◆ Exercise prompt
Restate the entries below verbatim.

◆ Input material
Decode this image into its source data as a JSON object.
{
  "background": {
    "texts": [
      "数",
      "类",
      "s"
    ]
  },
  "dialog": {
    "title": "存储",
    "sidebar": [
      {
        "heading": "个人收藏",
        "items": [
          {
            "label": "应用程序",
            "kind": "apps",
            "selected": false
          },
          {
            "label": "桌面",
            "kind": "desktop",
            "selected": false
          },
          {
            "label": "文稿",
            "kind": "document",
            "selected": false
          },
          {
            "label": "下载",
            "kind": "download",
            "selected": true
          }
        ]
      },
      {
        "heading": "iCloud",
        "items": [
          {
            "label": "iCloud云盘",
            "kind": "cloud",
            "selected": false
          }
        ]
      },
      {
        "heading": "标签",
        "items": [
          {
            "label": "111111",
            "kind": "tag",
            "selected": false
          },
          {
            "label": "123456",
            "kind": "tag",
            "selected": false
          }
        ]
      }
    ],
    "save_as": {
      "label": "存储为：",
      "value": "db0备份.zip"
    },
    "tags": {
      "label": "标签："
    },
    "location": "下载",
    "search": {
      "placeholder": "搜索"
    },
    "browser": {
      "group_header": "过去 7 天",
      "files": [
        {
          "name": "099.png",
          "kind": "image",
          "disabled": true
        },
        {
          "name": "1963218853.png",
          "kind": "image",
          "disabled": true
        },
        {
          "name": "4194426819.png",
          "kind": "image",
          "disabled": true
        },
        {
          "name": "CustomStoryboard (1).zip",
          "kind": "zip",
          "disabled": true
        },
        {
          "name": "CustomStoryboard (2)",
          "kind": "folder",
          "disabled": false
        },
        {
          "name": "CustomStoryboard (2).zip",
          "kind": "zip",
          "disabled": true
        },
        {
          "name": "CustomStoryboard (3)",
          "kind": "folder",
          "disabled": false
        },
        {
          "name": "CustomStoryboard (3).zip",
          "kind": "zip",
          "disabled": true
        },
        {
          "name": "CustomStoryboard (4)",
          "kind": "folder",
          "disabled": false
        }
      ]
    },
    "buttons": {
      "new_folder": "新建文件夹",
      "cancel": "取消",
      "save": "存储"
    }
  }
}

◆ Result of the exercise
Decode this image into its source data as a JSON object.
{
  "background": {
    "texts": [
      "数",
      "类",
      "s"
    ]
  },
  "dialog": {
    "title": "存储",
    "sidebar": [
      {
        "heading": "个人收藏",
        "items": [
          {
            "label": "应用程序",
            "kind": "apps",
            "selected": false
          },
          {
            "label": "桌面",
            "kind": "desktop",
            "selected": false
          },
          {
            "label": "文稿",
            "kind": "document",
            "selected": false
          },
          {
            "label": "下载",
            "kind": "download",
            "selected": true
          }
        ]
      },
      {
        "heading": "iCloud",
        "items": [
          {
            "label": "iCloud云盘",
            "kind": "cloud",
            "selected": false
          }
        ]
      },
      {
        "heading": "标签",
        "items": [
          {
            "label": "111111",
            "kind": "tag",
            "selected": false
          },
          {
            "label": "123456",
            "kind": "tag",
            "selected": false
          }
        ]
      }
    ],
    "save_as": {
      "label": "存储为：",
      "value": "db0备份.zip"
    },
    "tags": {
      "label": "标签："
    },
    "location": "下载",
    "search": {
      "placeholder": "搜索"
    },
    "browser": {
      "group_header": "过去 7 天",
      "files": [
        {
          "name": "099.png",
          "kind": "image",
          "disabled": true
        },
        {
          "name": "1963218853.png",
          "kind": "image",
          "disabled": true
        },
        {
          "name": "4194426819.png",
          "kind": "image",
          "disabled": true
        },
        {
          "name": "CustomStoryboard (1).zip",
          "kind": "zip",
          "disabled": true
        },
        {
          "name": "CustomStoryboard (2)",
          "kind": "folder",
          "disabled": false
        },
        {
          "name": "CustomStoryboard (2).zip",
          "kind": "zip",
          "disabled": true
        },
        {
          "name": "CustomStoryboard (3)",
          "kind": "folder",
          "disabled": false
        },
        {
          "name": "CustomStoryboard (3).zip",
          "kind": "zip",
          "disabled": true
        },
        {
          "name": "CustomStoryboard (4)",
          "kind": "folder",
          "disabled": false
        }
      ]
    },
    "buttons": {
      "new_folder": "新建文件夹",
      "cancel": "取消",
      "save": "存储"
    }
  }
}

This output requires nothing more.